* [Exercise task]: Print the entire listing. Each line must match the original exactly.

* [Provided information]:
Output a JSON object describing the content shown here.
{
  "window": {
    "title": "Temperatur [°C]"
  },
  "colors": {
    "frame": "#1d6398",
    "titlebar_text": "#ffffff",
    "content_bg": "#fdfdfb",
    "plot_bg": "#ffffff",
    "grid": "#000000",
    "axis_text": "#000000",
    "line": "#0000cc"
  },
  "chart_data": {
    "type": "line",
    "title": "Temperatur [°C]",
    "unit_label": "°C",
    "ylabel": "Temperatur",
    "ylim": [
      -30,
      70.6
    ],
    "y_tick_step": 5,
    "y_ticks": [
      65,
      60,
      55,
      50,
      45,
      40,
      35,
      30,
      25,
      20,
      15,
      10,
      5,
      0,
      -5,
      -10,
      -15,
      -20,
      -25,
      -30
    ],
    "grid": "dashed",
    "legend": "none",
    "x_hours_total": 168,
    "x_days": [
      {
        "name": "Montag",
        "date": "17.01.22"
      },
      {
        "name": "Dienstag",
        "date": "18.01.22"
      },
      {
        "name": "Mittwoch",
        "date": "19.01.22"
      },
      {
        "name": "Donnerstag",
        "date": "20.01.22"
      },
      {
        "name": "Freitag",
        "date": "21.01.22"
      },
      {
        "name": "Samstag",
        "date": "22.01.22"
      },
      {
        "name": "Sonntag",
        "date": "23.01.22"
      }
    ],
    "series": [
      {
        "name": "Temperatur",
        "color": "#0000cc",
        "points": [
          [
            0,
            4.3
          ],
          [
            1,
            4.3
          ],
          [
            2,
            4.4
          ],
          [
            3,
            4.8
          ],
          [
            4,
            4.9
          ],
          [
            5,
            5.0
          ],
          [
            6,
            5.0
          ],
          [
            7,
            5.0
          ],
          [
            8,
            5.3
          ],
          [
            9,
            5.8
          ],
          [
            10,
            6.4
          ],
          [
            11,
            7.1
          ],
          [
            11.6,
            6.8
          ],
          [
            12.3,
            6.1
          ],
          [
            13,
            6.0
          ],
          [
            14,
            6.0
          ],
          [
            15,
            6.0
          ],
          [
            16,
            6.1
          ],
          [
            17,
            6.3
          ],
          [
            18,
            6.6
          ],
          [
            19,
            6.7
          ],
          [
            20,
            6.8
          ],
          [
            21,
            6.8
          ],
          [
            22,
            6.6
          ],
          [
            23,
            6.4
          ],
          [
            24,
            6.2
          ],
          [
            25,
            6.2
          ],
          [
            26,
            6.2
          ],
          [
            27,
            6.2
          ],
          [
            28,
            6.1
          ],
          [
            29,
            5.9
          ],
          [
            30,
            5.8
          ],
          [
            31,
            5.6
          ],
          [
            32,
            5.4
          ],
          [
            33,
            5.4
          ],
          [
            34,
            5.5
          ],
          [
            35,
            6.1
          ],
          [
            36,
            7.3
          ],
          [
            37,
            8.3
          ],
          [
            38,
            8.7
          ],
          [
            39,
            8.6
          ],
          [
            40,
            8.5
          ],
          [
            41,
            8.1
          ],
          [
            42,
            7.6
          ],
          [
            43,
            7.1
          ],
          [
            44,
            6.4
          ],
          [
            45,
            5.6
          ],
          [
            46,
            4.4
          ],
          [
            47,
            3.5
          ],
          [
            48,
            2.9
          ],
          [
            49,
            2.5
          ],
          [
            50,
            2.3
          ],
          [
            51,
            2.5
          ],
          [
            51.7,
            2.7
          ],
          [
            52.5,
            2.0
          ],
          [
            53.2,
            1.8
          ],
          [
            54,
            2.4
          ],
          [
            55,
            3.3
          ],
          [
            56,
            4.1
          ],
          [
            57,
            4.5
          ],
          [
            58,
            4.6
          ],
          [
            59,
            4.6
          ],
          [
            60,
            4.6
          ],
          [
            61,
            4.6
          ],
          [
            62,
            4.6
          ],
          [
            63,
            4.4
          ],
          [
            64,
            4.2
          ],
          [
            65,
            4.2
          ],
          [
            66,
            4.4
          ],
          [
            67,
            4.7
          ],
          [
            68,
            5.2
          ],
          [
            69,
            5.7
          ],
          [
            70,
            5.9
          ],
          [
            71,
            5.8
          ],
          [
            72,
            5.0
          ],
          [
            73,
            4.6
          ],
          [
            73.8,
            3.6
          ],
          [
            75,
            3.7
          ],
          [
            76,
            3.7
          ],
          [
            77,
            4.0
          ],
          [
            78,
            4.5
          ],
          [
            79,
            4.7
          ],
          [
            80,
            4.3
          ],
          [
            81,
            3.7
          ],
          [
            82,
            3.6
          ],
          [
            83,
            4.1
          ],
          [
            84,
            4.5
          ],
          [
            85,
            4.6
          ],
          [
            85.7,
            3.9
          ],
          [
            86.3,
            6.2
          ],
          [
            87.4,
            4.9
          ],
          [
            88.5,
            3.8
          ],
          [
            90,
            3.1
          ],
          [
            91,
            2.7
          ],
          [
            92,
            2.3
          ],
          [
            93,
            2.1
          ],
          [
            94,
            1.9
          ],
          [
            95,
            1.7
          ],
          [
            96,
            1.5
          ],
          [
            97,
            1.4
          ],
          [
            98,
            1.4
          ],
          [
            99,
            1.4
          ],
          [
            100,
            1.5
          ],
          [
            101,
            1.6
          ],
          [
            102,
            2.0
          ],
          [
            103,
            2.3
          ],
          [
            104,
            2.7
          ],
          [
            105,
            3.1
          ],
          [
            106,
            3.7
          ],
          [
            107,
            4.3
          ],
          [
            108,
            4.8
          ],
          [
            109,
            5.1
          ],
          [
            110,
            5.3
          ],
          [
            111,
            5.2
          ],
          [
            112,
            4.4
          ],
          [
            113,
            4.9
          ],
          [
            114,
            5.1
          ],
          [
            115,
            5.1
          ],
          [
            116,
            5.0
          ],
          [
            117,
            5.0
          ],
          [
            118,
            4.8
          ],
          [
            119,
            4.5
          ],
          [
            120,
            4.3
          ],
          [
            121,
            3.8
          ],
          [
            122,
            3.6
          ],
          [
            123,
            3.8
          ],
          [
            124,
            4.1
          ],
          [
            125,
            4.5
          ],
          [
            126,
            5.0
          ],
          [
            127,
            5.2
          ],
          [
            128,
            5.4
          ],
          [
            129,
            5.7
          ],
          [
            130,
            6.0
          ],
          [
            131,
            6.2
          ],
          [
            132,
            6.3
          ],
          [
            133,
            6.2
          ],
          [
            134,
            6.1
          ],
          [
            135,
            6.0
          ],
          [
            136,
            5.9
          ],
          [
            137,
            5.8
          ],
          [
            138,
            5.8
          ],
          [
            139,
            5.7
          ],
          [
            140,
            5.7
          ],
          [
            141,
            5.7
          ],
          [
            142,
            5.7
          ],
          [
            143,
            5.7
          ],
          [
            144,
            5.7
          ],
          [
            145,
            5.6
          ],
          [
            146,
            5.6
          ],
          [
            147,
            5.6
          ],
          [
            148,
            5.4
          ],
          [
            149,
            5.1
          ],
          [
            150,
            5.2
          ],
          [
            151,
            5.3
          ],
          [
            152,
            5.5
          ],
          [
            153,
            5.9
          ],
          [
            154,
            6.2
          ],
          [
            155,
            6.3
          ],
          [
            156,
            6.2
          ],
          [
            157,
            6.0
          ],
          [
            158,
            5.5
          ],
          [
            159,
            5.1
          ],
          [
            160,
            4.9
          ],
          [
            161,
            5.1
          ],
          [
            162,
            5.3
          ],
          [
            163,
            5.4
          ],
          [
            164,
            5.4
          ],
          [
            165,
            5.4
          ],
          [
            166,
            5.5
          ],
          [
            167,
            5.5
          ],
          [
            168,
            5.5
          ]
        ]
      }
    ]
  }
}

* [Problem solution]:
Output a JSON object describing the content shown here.
{
  "window": {
    "title": "Temperatur [°C]"
  },
  "colors": {
    "frame": "#1d6398",
    "titlebar_text": "#ffffff",
    "content_bg": "#fdfdfb",
    "plot_bg": "#ffffff",
    "grid": "#000000",
    "axis_text": "#000000",
    "line": "#0000cc"
  },
  "chart_data": {
    "type": "line",
    "title": "Temperatur [°C]",
    "unit_label": "°C",
    "ylabel": "Temperatur",
    "ylim": [
      -30,
      70.6
    ],
    "y_tick_step": 5,
    "y_ticks": [
      65,
      60,
      55,
      50,
      45,
      40,
      35,
      30,
      25,
      20,
      15,
      10,
      5,
      0,
      -5,
      -10,
      -15,
      -20,
      -25,
      -30
    ],
    "grid": "dashed",
    "legend": "none",
    "x_hours_total": 168,
    "x_days": [
      {
        "name": "Montag",
        "date": "17.01.22"
      },
      {
        "name": "Dienstag",
        "date": "18.01.22"
      },
      {
        "name": "Mittwoch",
        "date": "19.01.22"
      },
      {
        "name": "Donnerstag",
        "date": "20.01.22"
      },
      {
        "name": "Freitag",
        "date": "21.01.22"
      },
      {
        "name": "Samstag",
        "date": "22.01.22"
      },
      {
        "name": "Sonntag",
        "date": "23.01.22"
      }
    ],
    "series": [
      {
        "name": "Temperatur",
        "color": "#0000cc",
        "points": [
          [
            0,
            4.3
          ],
          [
            1,
            4.3
          ],
          [
            2,
            4.4
          ],
          [
            3,
            4.8
          ],
          [
            4,
            4.9
          ],
          [
            5,
            5.0
          ],
          [
            6,
            5.0
          ],
          [
            7,
            5.0
          ],
          [
            8,
            5.3
          ],
          [
            9,
            5.8
          ],
          [
            10,
            6.4
          ],
          [
            11,
            7.1
          ],
          [
            11.6,
            6.8
          ],
          [
            12.3,
            6.1
          ],
          [
            13,
            6.0
          ],
          [
            14,
            6.0
          ],
          [
            15,
            6.0
          ],
          [
            16,
            6.1
          ],
          [
            17,
            6.3
          ],
          [
            18,
            6.6
          ],
          [
            19,
            6.7
          ],
          [
            20,
            6.8
          ],
          [
            21,
            6.8
          ],
          [
            22,
            6.6
          ],
          [
            23,
            6.4
          ],
          [
            24,
            6.2
          ],
          [
            25,
            6.2
          ],
          [
            26,
            6.2
          ],
          [
            27,
            6.2
          ],
          [
            28,
            6.1
          ],
          [
            29,
            5.9
          ],
          [
            30,
            5.8
          ],
          [
            31,
            5.6
          ],
          [
            32,
            5.4
          ],
          [
            33,
            5.4
          ],
          [
            34,
            5.5
          ],
          [
            35,
            6.1
          ],
          [
            36,
            7.3
          ],
          [
            37,
            8.3
          ],
          [
            38,
            8.7
          ],
          [
            39,
            8.6
          ],
          [
            40,
            8.5
          ],
          [
            41,
            8.1
          ],
          [
            42,
            7.6
          ],
          [
            43,
            7.1
          ],
          [
            44,
            6.4
          ],
          [
            45,
            5.6
          ],
          [
            46,
            4.4
          ],
          [
            47,
            3.5
          ],
          [
            48,
            2.9
          ],
          [
            49,
            2.5
          ],
          [
            50,
            2.3
          ],
          [
            51,
            2.5
          ],
          [
            51.7,
            2.7
          ],
          [
            52.5,
            2.0
          ],
          [
            53.2,
            1.8
          ],
          [
            54,
            2.4
          ],
          [
            55,
            3.3
          ],
          [
            56,
            4.1
          ],
          [
            57,
            4.5
          ],
          [
            58,
            4.6
          ],
          [
            59,
            4.6
          ],
          [
            60,
            4.6
          ],
          [
            61,
            4.6
          ],
          [
            62,
            4.6
          ],
          [
            63,
            4.4
          ],
          [
            64,
            4.2
          ],
          [
            65,
            4.2
          ],
          [
            66,
            4.4
          ],
          [
            67,
            4.7
          ],
          [
            68,
            5.2
          ],
          [
            69,
            5.7
          ],
          [
            70,
            5.9
          ],
          [
            71,
            5.8
          ],
          [
            72,
            5.0
          ],
          [
            73,
            4.6
          ],
          [
            73.8,
            3.6
          ],
          [
            75,
            3.7
          ],
          [
            76,
            3.7
          ],
          [
            77,
            4.0
          ],
          [
            78,
            4.5
          ],
          [
            79,
            4.7
          ],
          [
            80,
            4.3
          ],
          [
            81,
            3.7
          ],
          [
            82,
            3.6
          ],
          [
            83,
            4.1
          ],
          [
            84,
            4.5
          ],
          [
            85,
            4.6
          ],
          [
            85.7,
            3.9
          ],
          [
            86.3,
            6.2
          ],
          [
            87.4,
            4.9
          ],
          [
            88.5,
            3.8
          ],
          [
            90,
            3.1
          ],
          [
            91,
            2.7
          ],
          [
            92,
            2.3
          ],
          [
            93,
            2.1
          ],
          [
            94,
            1.9
          ],
          [
            95,
            1.7
          ],
          [
            96,
            1.5
          ],
          [
            97,
            1.4
          ],
          [
            98,
            1.4
          ],
          [
            99,
            1.4
          ],
          [
            100,
            1.5
          ],
          [
            101,
            1.6
          ],
          [
            102,
            2.0
          ],
          [
            103,
            2.3
          ],
          [
            104,
            2.7
          ],
          [
            105,
            3.1
          ],
          [
            106,
            3.7
          ],
          [
            107,
            4.3
          ],
          [
            108,
            4.8
          ],
          [
            109,
            5.1
          ],
          [
            110,
            5.3
          ],
          [
            111,
            5.2
          ],
          [
            112,
            4.4
          ],
          [
            113,
            4.9
          ],
          [
            114,
            5.1
          ],
          [
            115,
            5.1
          ],
          [
            116,
            5.0
          ],
          [
            117,
            5.0
          ],
          [
            118,
            4.8
          ],
          [
            119,
            4.5
          ],
          [
            120,
            4.3
          ],
          [
            121,
            3.8
          ],
          [
            122,
            3.6
          ],
          [
            123,
            3.8
          ],
          [
            124,
            4.1
          ],
          [
            125,
            4.5
          ],
          [
            126,
            5.0
          ],
          [
            127,
            5.2
          ],
          [
            128,
            5.4
          ],
          [
            129,
            5.7
          ],
          [
            130,
            6.0
          ],
          [
            131,
            6.2
          ],
          [
            132,
            6.3
          ],
          [
            133,
            6.2
          ],
          [
            134,
            6.1
          ],
          [
            135,
            6.0
          ],
          [
            136,
            5.9
          ],
          [
            137,
            5.8
          ],
          [
            138,
            5.8
          ],
          [
            139,
            5.7
          ],
          [
            140,
            5.7
          ],
          [
            141,
            5.7
          ],
          [
            142,
            5.7
          ],
          [
            143,
            5.7
          ],
          [
            144,
            5.7
          ],
          [
            145,
            5.6
          ],
          [
            146,
            5.6
          ],
          [
            147,
            5.6
          ],
          [
            148,
            5.4
          ],
          [
            149,
            5.1
          ],
          [
            150,
            5.2
          ],
          [
            151,
            5.3
          ],
          [
            152,
            5.5
          ],
          [
            153,
            5.9
          ],
          [
            154,
            6.2
          ],
          [
            155,
            6.3
          ],
          [
            156,
            6.2
          ],
          [
            157,
            6.0
          ],
          [
            158,
            5.5
          ],
          [
            159,
            5.1
          ],
          [
            160,
            4.9
          ],
          [
            161,
            5.1
          ],
          [
            162,
            5.3
          ],
          [
            163,
            5.4
          ],
          [
            164,
            5.4
          ],
          [
            165,
            5.4
          ],
          [
            166,
            5.5
          ],
          [
            167,
            5.5
          ],
          [
            168,
            5.5
          ]
        ]
      }
    ]
  }
}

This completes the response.